The request | Copy out each line that mentions the word "color".

Entries supplied |
++++++++

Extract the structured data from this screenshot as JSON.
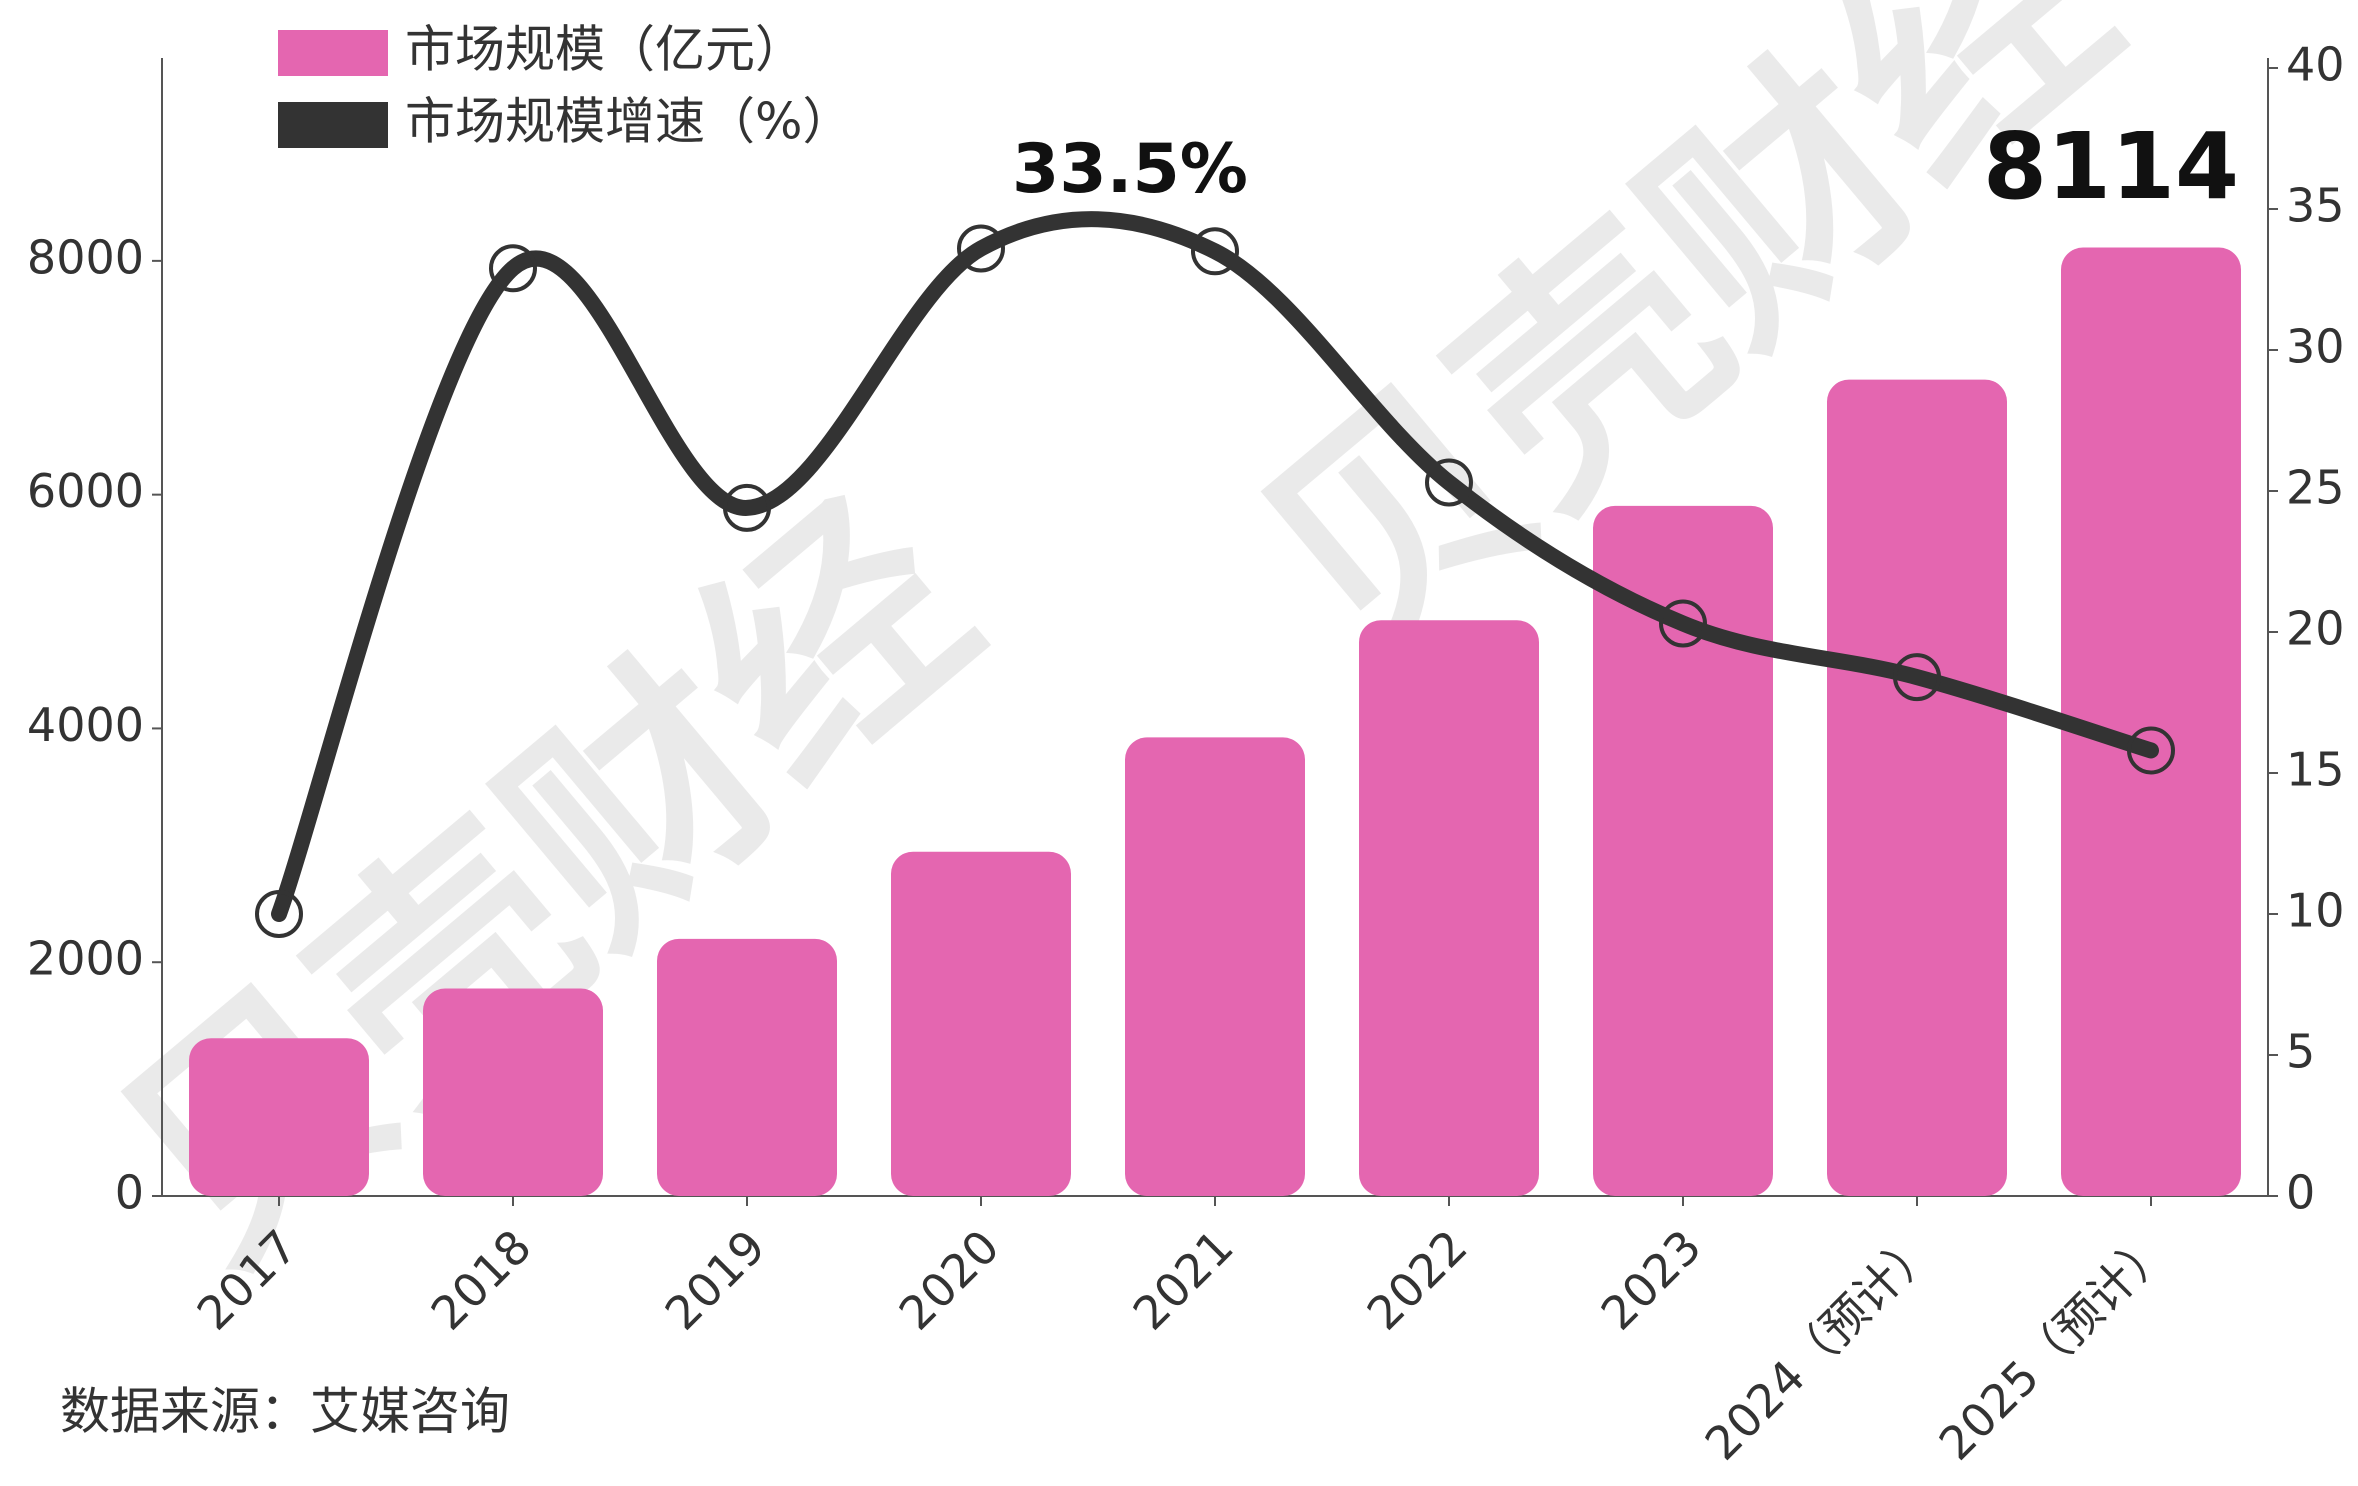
{
  "chart_data": {
    "type": "bar-line",
    "categories": [
      "2017",
      "2018",
      "2019",
      "2020",
      "2021",
      "2022",
      "2023",
      "2024（预计）",
      "2025（预计）"
    ],
    "series": [
      {
        "name": "市场规模（亿元）",
        "type": "bar",
        "color": "#e466b0",
        "axis": "y",
        "values": [
          1350,
          1775,
          2200,
          2945,
          3923,
          4926,
          5904,
          6984,
          8114
        ],
        "value_labels": [
          null,
          null,
          null,
          null,
          null,
          null,
          null,
          null,
          "8114"
        ]
      },
      {
        "name": "市场规模增速（%）",
        "type": "line",
        "color": "#333333",
        "axis": "y2",
        "values": [
          10.0,
          32.9,
          24.4,
          33.6,
          33.5,
          25.3,
          20.3,
          18.4,
          15.8
        ],
        "value_labels": [
          null,
          null,
          null,
          null,
          "33.5%",
          null,
          null,
          null,
          null
        ]
      }
    ],
    "ylim": [
      0,
      9650
    ],
    "yticks": [
      0,
      2000,
      4000,
      6000,
      8000
    ],
    "y2lim": [
      0,
      40
    ],
    "y2ticks": [
      0,
      5,
      10,
      15,
      20,
      25,
      30,
      35,
      40
    ],
    "grid": false,
    "legend": "top-left",
    "source": "数据来源：艾媒咨询",
    "watermark": "贝壳财经"
  }
}
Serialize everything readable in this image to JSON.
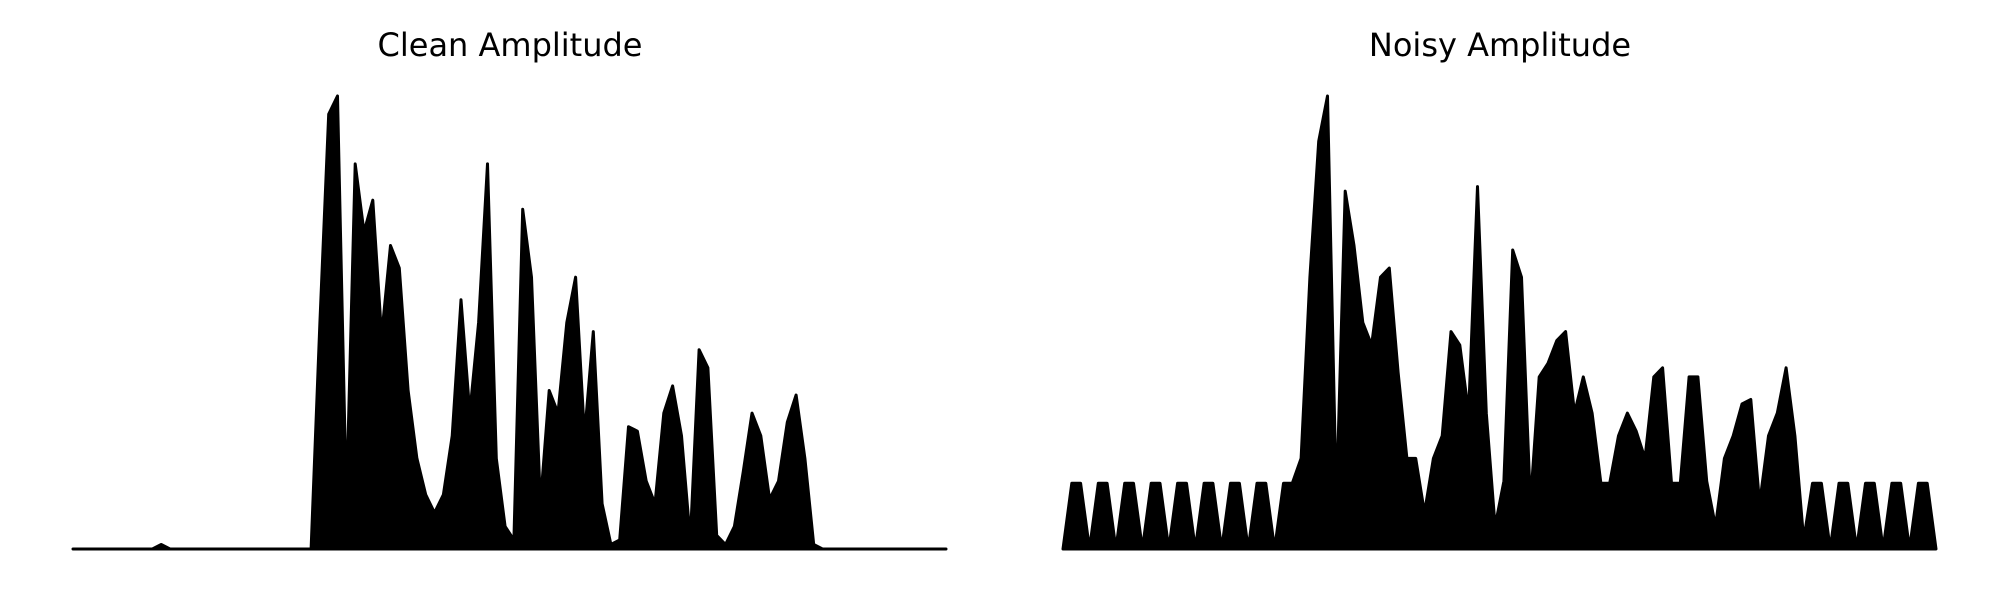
{
  "chart_data": [
    {
      "type": "area",
      "title": "Clean Amplitude",
      "color": "#000000",
      "ylim": [
        0,
        1
      ],
      "values": [
        0,
        0,
        0,
        0,
        0,
        0,
        0,
        0,
        0,
        0,
        0.01,
        0,
        0,
        0,
        0,
        0,
        0,
        0,
        0,
        0,
        0,
        0,
        0,
        0,
        0,
        0,
        0,
        0,
        0.5,
        0.96,
        1.0,
        0.1,
        0.85,
        0.7,
        0.77,
        0.47,
        0.67,
        0.62,
        0.35,
        0.2,
        0.12,
        0.08,
        0.12,
        0.25,
        0.55,
        0.3,
        0.5,
        0.85,
        0.2,
        0.05,
        0.02,
        0.75,
        0.6,
        0.1,
        0.35,
        0.3,
        0.5,
        0.6,
        0.25,
        0.48,
        0.1,
        0.01,
        0.02,
        0.27,
        0.26,
        0.15,
        0.1,
        0.3,
        0.36,
        0.25,
        0.02,
        0.44,
        0.4,
        0.03,
        0.01,
        0.05,
        0.17,
        0.3,
        0.25,
        0.11,
        0.15,
        0.28,
        0.34,
        0.2,
        0.01,
        0,
        0,
        0,
        0,
        0,
        0,
        0,
        0,
        0,
        0,
        0,
        0,
        0,
        0,
        0
      ]
    },
    {
      "type": "area",
      "title": "Noisy Amplitude",
      "color": "#000000",
      "ylim": [
        0,
        1
      ],
      "values": [
        0,
        0.145,
        0.145,
        0,
        0.145,
        0.145,
        0,
        0.145,
        0.145,
        0,
        0.145,
        0.145,
        0,
        0.145,
        0.145,
        0,
        0.145,
        0.145,
        0,
        0.145,
        0.145,
        0,
        0.145,
        0.145,
        0,
        0.145,
        0.145,
        0.2,
        0.6,
        0.9,
        1.0,
        0.1,
        0.79,
        0.67,
        0.5,
        0.45,
        0.6,
        0.62,
        0.39,
        0.2,
        0.2,
        0.08,
        0.2,
        0.25,
        0.48,
        0.45,
        0.3,
        0.8,
        0.3,
        0.05,
        0.15,
        0.66,
        0.6,
        0.1,
        0.38,
        0.41,
        0.46,
        0.48,
        0.3,
        0.38,
        0.3,
        0.145,
        0.145,
        0.25,
        0.3,
        0.26,
        0.2,
        0.38,
        0.4,
        0.145,
        0.145,
        0.38,
        0.38,
        0.15,
        0.05,
        0.2,
        0.25,
        0.32,
        0.33,
        0.1,
        0.25,
        0.3,
        0.4,
        0.25,
        0.02,
        0.145,
        0.145,
        0,
        0.145,
        0.145,
        0,
        0.145,
        0.145,
        0,
        0.145,
        0.145,
        0,
        0.145,
        0.145,
        0
      ]
    }
  ]
}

++++++++

Response to this task |
        "color": "#e466b0",
        "color": "#333333",
      "color": "#000000",
      "color": "#000000",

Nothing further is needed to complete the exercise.